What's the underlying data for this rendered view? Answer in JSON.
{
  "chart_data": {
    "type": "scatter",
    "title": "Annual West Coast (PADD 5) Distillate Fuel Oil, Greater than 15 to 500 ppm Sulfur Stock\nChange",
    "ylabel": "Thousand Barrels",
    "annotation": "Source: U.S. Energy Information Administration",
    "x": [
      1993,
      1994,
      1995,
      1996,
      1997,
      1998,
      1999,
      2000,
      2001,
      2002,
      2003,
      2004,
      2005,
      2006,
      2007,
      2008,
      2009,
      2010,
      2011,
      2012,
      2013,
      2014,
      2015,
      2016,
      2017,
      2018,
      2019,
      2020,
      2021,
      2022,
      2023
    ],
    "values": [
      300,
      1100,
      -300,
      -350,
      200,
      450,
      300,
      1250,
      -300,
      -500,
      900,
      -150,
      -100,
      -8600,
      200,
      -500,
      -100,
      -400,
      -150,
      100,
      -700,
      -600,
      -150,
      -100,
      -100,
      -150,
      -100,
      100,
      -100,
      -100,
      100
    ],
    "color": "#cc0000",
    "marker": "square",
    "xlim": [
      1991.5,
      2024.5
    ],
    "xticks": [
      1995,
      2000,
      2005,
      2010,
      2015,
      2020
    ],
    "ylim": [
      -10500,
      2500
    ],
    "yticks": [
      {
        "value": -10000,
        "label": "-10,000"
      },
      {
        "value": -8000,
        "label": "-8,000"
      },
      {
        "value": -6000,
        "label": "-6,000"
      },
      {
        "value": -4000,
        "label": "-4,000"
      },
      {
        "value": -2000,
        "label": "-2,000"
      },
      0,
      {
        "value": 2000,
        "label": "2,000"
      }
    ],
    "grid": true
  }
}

____

• _Given task_: Extract the complete set of records unchanged.

• _Answer to this exercise_:
What's the underlying data for this rendered view? Answer in JSON.
{
  "chart_data": {
    "type": "scatter",
    "title": "Annual West Coast (PADD 5) Distillate Fuel Oil, Greater than 15 to 500 ppm Sulfur Stock\nChange",
    "ylabel": "Thousand Barrels",
    "annotation": "Source: U.S. Energy Information Administration",
    "x": [
      1993,
      1994,
      1995,
      1996,
      1997,
      1998,
      1999,
      2000,
      2001,
      2002,
      2003,
      2004,
      2005,
      2006,
      2007,
      2008,
      2009,
      2010,
      2011,
      2012,
      2013,
      2014,
      2015,
      2016,
      2017,
      2018,
      2019,
      2020,
      2021,
      2022,
      2023
    ],
    "values": [
      300,
      1100,
      -300,
      -350,
      200,
      450,
      300,
      1250,
      -300,
      -500,
      900,
      -150,
      -100,
      -8600,
      200,
      -500,
      -100,
      -400,
      -150,
      100,
      -700,
      -600,
      -150,
      -100,
      -100,
      -150,
      -100,
      100,
      -100,
      -100,
      100
    ],
    "color": "#cc0000",
    "marker": "square",
    "xlim": [
      1991.5,
      2024.5
    ],
    "xticks": [
      1995,
      2000,
      2005,
      2010,
      2015,
      2020
    ],
    "ylim": [
      -10500,
      2500
    ],
    "yticks": [
      {
        "value": -10000,
        "label": "-10,000"
      },
      {
        "value": -8000,
        "label": "-8,000"
      },
      {
        "value": -6000,
        "label": "-6,000"
      },
      {
        "value": -4000,
        "label": "-4,000"
      },
      {
        "value": -2000,
        "label": "-2,000"
      },
      0,
      {
        "value": 2000,
        "label": "2,000"
      }
    ],
    "grid": true
  }
}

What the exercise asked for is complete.